*Aim*
Do not include the pictures; repeat the rest of the data exactly.

*Available data*
____________________

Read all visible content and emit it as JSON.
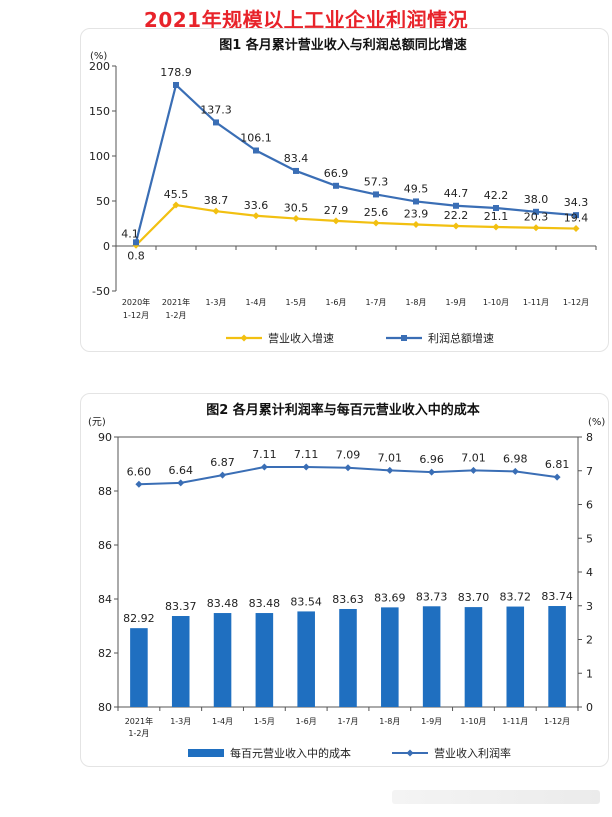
{
  "page": {
    "title": "2021年规模以上工业企业利润情况"
  },
  "chart_data": [
    {
      "type": "line",
      "title": "图1  各月累计营业收入与利润总额同比增速",
      "ylabel": "(%)",
      "ylim": [
        -50,
        200
      ],
      "yticks": [
        -50,
        0,
        50,
        100,
        150,
        200
      ],
      "grid": false,
      "legend_position": "bottom",
      "categories": [
        [
          "2020年",
          "1-12月"
        ],
        [
          "2021年",
          "1-2月"
        ],
        [
          "1-3月"
        ],
        [
          "1-4月"
        ],
        [
          "1-5月"
        ],
        [
          "1-6月"
        ],
        [
          "1-7月"
        ],
        [
          "1-8月"
        ],
        [
          "1-9月"
        ],
        [
          "1-10月"
        ],
        [
          "1-11月"
        ],
        [
          "1-12月"
        ]
      ],
      "series": [
        {
          "name": "营业收入增速",
          "color": "#f2c011",
          "marker": "diamond",
          "values": [
            0.8,
            45.5,
            38.7,
            33.6,
            30.5,
            27.9,
            25.6,
            23.9,
            22.2,
            21.1,
            20.3,
            19.4
          ]
        },
        {
          "name": "利润总额增速",
          "color": "#3a6eb5",
          "marker": "square",
          "values": [
            4.1,
            178.9,
            137.3,
            106.1,
            83.4,
            66.9,
            57.3,
            49.5,
            44.7,
            42.2,
            38.0,
            34.3
          ]
        }
      ]
    },
    {
      "type": "bar",
      "title": "图2  各月累计利润率与每百元营业收入中的成本",
      "ylabel": "(元)",
      "y2label": "(%)",
      "ylim": [
        80,
        90
      ],
      "yticks": [
        80,
        82,
        84,
        86,
        88,
        90
      ],
      "y2lim": [
        0,
        8
      ],
      "y2ticks": [
        0,
        1,
        2,
        3,
        4,
        5,
        6,
        7,
        8
      ],
      "grid": false,
      "legend_position": "bottom",
      "categories": [
        [
          "2021年",
          "1-2月"
        ],
        [
          "1-3月"
        ],
        [
          "1-4月"
        ],
        [
          "1-5月"
        ],
        [
          "1-6月"
        ],
        [
          "1-7月"
        ],
        [
          "1-8月"
        ],
        [
          "1-9月"
        ],
        [
          "1-10月"
        ],
        [
          "1-11月"
        ],
        [
          "1-12月"
        ]
      ],
      "series": [
        {
          "name": "每百元营业收入中的成本",
          "type": "bar",
          "axis": "left",
          "color": "#1f6fc0",
          "values": [
            82.92,
            83.37,
            83.48,
            83.48,
            83.54,
            83.63,
            83.69,
            83.73,
            83.7,
            83.72,
            83.74
          ]
        },
        {
          "name": "营业收入利润率",
          "type": "line",
          "axis": "right",
          "color": "#3a6eb5",
          "marker": "diamond",
          "values": [
            6.6,
            6.64,
            6.87,
            7.11,
            7.11,
            7.09,
            7.01,
            6.96,
            7.01,
            6.98,
            6.81
          ]
        }
      ]
    }
  ]
}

____________________

*Worked solution*
Read all visible content and emit it as JSON.
{
  "page": {
    "title": "2021年规模以上工业企业利润情况"
  },
  "chart_data": [
    {
      "type": "line",
      "title": "图1  各月累计营业收入与利润总额同比增速",
      "ylabel": "(%)",
      "ylim": [
        -50,
        200
      ],
      "yticks": [
        -50,
        0,
        50,
        100,
        150,
        200
      ],
      "grid": false,
      "legend_position": "bottom",
      "categories": [
        [
          "2020年",
          "1-12月"
        ],
        [
          "2021年",
          "1-2月"
        ],
        [
          "1-3月"
        ],
        [
          "1-4月"
        ],
        [
          "1-5月"
        ],
        [
          "1-6月"
        ],
        [
          "1-7月"
        ],
        [
          "1-8月"
        ],
        [
          "1-9月"
        ],
        [
          "1-10月"
        ],
        [
          "1-11月"
        ],
        [
          "1-12月"
        ]
      ],
      "series": [
        {
          "name": "营业收入增速",
          "color": "#f2c011",
          "marker": "diamond",
          "values": [
            0.8,
            45.5,
            38.7,
            33.6,
            30.5,
            27.9,
            25.6,
            23.9,
            22.2,
            21.1,
            20.3,
            19.4
          ]
        },
        {
          "name": "利润总额增速",
          "color": "#3a6eb5",
          "marker": "square",
          "values": [
            4.1,
            178.9,
            137.3,
            106.1,
            83.4,
            66.9,
            57.3,
            49.5,
            44.7,
            42.2,
            38.0,
            34.3
          ]
        }
      ]
    },
    {
      "type": "bar",
      "title": "图2  各月累计利润率与每百元营业收入中的成本",
      "ylabel": "(元)",
      "y2label": "(%)",
      "ylim": [
        80,
        90
      ],
      "yticks": [
        80,
        82,
        84,
        86,
        88,
        90
      ],
      "y2lim": [
        0,
        8
      ],
      "y2ticks": [
        0,
        1,
        2,
        3,
        4,
        5,
        6,
        7,
        8
      ],
      "grid": false,
      "legend_position": "bottom",
      "categories": [
        [
          "2021年",
          "1-2月"
        ],
        [
          "1-3月"
        ],
        [
          "1-4月"
        ],
        [
          "1-5月"
        ],
        [
          "1-6月"
        ],
        [
          "1-7月"
        ],
        [
          "1-8月"
        ],
        [
          "1-9月"
        ],
        [
          "1-10月"
        ],
        [
          "1-11月"
        ],
        [
          "1-12月"
        ]
      ],
      "series": [
        {
          "name": "每百元营业收入中的成本",
          "type": "bar",
          "axis": "left",
          "color": "#1f6fc0",
          "values": [
            82.92,
            83.37,
            83.48,
            83.48,
            83.54,
            83.63,
            83.69,
            83.73,
            83.7,
            83.72,
            83.74
          ]
        },
        {
          "name": "营业收入利润率",
          "type": "line",
          "axis": "right",
          "color": "#3a6eb5",
          "marker": "diamond",
          "values": [
            6.6,
            6.64,
            6.87,
            7.11,
            7.11,
            7.09,
            7.01,
            6.96,
            7.01,
            6.98,
            6.81
          ]
        }
      ]
    }
  ]
}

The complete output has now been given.